Records for this task |

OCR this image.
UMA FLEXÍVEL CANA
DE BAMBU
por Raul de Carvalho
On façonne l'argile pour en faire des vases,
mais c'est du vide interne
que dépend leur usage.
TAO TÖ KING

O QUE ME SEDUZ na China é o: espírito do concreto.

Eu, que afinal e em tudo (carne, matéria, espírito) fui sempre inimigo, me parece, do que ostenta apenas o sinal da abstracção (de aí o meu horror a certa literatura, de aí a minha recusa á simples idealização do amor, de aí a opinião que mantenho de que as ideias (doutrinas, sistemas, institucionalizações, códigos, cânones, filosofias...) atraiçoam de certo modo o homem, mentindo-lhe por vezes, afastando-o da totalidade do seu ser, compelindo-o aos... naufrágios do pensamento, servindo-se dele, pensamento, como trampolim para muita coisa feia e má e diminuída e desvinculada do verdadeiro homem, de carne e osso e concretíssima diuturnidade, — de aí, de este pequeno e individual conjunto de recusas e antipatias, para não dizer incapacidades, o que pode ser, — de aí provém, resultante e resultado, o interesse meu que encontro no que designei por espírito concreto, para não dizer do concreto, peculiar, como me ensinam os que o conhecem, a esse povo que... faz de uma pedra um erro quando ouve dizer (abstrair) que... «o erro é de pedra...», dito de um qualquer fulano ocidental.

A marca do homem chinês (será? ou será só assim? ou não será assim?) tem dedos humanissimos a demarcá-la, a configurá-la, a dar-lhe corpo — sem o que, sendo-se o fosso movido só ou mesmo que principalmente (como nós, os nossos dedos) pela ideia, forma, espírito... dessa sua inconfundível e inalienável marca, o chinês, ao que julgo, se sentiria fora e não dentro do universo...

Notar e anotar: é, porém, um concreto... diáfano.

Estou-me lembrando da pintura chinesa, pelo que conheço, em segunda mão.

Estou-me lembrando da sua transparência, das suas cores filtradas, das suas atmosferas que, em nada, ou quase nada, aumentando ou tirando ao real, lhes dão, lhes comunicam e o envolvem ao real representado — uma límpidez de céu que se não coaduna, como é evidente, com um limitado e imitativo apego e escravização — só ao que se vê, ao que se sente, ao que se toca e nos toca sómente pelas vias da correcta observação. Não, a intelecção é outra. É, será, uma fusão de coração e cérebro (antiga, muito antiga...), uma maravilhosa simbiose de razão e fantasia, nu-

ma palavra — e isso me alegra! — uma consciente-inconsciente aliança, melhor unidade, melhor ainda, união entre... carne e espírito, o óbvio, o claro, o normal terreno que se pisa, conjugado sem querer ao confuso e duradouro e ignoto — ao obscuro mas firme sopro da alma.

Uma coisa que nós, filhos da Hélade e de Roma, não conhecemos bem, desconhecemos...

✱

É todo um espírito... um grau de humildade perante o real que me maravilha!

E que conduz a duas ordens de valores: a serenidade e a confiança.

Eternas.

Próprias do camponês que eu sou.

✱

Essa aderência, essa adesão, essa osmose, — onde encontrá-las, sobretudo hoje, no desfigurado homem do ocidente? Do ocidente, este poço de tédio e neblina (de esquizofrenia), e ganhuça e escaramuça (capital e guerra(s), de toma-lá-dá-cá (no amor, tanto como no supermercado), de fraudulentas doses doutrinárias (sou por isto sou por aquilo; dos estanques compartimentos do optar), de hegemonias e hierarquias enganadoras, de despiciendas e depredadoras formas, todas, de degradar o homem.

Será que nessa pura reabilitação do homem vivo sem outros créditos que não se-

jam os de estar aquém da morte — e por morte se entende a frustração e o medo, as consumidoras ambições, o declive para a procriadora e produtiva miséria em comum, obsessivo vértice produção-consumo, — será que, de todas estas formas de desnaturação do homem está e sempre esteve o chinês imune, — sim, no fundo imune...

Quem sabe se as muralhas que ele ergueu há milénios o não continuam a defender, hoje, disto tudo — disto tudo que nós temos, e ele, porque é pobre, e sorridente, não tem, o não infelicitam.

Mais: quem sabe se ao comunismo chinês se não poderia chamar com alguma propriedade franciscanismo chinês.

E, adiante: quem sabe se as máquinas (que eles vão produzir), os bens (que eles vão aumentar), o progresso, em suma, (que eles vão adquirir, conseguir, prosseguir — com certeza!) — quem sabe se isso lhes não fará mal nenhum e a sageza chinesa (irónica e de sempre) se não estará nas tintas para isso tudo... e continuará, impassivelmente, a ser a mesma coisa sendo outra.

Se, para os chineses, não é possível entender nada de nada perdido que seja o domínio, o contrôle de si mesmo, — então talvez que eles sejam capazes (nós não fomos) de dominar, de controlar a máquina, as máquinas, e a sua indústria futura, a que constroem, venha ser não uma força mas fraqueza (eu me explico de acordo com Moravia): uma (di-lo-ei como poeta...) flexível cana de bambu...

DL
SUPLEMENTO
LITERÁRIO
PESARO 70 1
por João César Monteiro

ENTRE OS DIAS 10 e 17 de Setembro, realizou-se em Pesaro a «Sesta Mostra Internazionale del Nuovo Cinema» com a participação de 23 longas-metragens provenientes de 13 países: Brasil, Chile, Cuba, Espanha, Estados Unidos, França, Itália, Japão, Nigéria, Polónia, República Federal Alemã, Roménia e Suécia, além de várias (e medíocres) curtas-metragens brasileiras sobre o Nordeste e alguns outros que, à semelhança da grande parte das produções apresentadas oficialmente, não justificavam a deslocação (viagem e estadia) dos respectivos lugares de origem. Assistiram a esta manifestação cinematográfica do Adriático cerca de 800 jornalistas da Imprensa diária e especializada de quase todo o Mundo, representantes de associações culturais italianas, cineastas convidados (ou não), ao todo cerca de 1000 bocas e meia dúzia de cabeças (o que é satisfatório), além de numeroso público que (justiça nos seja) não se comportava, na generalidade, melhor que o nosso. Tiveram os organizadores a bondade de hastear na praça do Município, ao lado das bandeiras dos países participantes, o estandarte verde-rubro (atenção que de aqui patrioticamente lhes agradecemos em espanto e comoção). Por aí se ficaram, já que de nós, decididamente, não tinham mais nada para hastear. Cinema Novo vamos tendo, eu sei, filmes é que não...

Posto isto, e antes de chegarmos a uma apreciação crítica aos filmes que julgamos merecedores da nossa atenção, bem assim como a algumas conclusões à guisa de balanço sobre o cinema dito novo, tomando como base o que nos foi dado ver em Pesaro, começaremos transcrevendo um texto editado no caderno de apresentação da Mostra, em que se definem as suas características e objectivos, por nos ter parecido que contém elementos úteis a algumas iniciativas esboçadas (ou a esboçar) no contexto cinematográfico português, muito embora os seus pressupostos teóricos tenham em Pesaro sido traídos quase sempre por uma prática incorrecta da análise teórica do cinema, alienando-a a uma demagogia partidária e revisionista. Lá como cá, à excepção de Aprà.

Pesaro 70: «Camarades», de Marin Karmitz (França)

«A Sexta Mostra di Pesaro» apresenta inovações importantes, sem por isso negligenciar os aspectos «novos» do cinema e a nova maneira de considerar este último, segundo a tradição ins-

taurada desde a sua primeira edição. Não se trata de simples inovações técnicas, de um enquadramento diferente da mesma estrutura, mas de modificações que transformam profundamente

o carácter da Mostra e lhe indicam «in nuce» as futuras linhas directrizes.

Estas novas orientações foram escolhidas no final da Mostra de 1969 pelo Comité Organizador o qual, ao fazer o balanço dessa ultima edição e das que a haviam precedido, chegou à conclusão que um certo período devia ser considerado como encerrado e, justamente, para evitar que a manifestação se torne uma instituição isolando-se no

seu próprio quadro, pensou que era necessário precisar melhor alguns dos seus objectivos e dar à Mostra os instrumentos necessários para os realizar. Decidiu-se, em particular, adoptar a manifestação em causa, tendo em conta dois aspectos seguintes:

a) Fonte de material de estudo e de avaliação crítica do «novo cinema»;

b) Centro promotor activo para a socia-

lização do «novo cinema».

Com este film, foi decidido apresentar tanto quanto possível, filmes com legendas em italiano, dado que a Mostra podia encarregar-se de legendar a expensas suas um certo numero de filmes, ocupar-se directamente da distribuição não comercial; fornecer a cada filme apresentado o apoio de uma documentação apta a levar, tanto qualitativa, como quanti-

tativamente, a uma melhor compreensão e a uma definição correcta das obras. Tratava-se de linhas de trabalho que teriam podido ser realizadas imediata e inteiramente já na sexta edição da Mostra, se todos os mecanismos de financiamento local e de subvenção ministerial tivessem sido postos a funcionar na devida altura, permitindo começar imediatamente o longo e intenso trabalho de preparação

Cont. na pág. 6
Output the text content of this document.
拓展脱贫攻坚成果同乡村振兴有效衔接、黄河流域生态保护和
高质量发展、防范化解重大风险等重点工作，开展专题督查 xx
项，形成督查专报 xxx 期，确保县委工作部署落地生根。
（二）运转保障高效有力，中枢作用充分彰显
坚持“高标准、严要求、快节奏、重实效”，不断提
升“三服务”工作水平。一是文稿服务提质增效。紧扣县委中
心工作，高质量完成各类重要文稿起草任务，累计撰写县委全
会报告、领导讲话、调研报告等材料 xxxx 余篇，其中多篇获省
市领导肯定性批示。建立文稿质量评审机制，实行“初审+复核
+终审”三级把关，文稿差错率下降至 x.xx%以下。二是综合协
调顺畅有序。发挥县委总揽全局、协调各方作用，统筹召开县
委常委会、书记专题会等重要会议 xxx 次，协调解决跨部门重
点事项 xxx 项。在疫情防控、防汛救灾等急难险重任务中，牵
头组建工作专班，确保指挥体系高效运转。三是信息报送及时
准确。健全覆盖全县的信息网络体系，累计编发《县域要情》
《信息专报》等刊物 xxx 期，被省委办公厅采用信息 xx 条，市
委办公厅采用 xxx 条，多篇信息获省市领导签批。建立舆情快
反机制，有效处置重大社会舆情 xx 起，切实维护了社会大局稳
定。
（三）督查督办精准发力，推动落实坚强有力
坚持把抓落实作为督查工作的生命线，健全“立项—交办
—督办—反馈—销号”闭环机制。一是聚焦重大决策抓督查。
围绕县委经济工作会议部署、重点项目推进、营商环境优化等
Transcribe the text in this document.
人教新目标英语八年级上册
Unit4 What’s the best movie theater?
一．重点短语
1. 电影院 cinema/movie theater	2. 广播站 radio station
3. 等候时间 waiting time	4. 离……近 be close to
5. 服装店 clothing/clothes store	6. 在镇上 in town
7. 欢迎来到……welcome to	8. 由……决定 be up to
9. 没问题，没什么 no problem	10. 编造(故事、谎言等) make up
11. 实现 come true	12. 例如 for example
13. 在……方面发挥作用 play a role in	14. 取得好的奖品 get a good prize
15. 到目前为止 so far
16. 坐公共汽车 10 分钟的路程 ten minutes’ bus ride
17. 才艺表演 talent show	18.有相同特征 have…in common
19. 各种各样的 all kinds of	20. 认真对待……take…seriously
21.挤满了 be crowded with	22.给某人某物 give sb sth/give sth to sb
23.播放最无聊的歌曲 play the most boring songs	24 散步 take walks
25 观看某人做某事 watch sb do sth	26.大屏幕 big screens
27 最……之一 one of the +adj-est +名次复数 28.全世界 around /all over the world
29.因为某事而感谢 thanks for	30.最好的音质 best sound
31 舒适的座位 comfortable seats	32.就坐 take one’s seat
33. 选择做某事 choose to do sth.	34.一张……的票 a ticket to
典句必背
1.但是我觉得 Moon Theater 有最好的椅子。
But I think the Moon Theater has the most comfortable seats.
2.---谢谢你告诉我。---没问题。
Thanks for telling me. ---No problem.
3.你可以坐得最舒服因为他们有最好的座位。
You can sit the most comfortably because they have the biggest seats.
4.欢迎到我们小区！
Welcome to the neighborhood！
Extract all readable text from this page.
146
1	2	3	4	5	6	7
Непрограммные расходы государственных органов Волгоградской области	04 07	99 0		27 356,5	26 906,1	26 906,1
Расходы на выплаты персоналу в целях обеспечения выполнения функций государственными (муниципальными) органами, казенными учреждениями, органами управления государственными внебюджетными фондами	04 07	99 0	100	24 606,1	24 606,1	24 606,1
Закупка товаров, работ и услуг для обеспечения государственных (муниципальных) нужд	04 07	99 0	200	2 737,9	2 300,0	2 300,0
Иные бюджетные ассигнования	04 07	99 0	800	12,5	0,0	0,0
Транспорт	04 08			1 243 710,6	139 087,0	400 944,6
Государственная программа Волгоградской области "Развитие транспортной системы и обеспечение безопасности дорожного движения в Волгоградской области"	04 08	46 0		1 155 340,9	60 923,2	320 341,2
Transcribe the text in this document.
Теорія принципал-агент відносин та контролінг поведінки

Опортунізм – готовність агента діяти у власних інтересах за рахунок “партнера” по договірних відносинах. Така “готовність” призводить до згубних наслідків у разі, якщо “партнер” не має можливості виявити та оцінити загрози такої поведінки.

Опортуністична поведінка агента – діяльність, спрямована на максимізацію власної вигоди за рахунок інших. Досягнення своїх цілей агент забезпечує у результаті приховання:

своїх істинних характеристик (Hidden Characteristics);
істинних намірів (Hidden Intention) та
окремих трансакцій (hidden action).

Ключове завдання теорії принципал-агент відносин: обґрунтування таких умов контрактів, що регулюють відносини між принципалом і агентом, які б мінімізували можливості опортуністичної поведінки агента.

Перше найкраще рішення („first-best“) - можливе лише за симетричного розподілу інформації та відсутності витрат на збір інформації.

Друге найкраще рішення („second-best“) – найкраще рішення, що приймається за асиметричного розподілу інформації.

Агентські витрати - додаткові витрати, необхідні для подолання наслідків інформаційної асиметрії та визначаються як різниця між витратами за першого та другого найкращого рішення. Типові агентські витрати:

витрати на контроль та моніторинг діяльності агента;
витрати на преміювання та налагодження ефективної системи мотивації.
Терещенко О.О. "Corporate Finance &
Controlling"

Task details | Check all the records above and select each line where the string "своїх" is found.

Complete answer |
Опортуністична поведінка агента – діяльність, спрямована на максимізацію власної вигоди за рахунок інших. Досягнення своїх цілей агент забезпечує у результаті приховання:
своїх істинних характеристик (Hidden Characteristics);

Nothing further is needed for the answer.